What this task involves:
For the data below, report the number of lines that contain the string "screenshot" and nothing else.

Records supplied:
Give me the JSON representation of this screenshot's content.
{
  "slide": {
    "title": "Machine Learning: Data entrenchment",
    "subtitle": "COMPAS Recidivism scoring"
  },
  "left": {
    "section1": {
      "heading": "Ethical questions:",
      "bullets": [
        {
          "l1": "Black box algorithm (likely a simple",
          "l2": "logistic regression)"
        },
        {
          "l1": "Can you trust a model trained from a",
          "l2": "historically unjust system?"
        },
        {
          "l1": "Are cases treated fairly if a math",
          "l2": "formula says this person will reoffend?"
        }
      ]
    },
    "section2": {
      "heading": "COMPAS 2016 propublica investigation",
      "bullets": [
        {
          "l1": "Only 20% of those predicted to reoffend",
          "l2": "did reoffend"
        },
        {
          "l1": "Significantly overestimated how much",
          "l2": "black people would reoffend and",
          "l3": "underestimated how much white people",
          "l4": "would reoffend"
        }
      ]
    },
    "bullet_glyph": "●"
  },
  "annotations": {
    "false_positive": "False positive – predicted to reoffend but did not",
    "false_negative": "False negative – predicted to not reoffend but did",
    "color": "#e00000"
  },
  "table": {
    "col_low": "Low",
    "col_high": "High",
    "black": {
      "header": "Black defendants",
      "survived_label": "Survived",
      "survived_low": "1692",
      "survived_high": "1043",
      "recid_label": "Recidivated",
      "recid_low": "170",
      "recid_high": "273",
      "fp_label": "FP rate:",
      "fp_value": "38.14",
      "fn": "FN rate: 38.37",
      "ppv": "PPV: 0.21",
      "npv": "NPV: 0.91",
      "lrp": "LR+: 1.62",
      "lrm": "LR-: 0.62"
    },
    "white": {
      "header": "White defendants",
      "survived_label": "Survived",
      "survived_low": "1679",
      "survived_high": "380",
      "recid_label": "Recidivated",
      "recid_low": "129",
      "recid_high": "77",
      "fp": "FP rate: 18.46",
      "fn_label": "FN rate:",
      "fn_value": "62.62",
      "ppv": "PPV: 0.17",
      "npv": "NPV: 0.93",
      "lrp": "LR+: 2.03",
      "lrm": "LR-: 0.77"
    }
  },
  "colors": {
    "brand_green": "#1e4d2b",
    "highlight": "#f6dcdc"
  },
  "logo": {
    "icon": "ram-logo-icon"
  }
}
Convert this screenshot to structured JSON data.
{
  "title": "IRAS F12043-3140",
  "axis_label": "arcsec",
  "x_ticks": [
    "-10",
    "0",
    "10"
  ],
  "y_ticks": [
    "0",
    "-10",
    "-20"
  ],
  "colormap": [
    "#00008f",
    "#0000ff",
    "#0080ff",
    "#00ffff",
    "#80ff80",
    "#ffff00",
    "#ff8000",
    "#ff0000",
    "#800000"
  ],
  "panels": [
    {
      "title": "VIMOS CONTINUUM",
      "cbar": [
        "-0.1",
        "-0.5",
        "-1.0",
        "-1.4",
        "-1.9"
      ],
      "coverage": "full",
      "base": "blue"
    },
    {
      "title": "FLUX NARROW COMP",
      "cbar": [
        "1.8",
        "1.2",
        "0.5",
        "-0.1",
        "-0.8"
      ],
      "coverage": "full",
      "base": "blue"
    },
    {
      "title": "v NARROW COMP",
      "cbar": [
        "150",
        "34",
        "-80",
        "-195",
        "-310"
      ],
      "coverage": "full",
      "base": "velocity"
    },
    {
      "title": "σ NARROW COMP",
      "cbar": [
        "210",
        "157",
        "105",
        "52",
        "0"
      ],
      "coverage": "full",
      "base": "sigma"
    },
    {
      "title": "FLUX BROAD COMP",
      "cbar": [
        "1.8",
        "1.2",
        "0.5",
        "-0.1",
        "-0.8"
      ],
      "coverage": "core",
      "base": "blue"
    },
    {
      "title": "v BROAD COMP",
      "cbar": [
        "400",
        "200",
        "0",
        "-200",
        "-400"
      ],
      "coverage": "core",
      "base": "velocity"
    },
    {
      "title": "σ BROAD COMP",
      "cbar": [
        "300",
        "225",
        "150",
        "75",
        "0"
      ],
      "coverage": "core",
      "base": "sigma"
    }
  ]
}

Worked solution:
2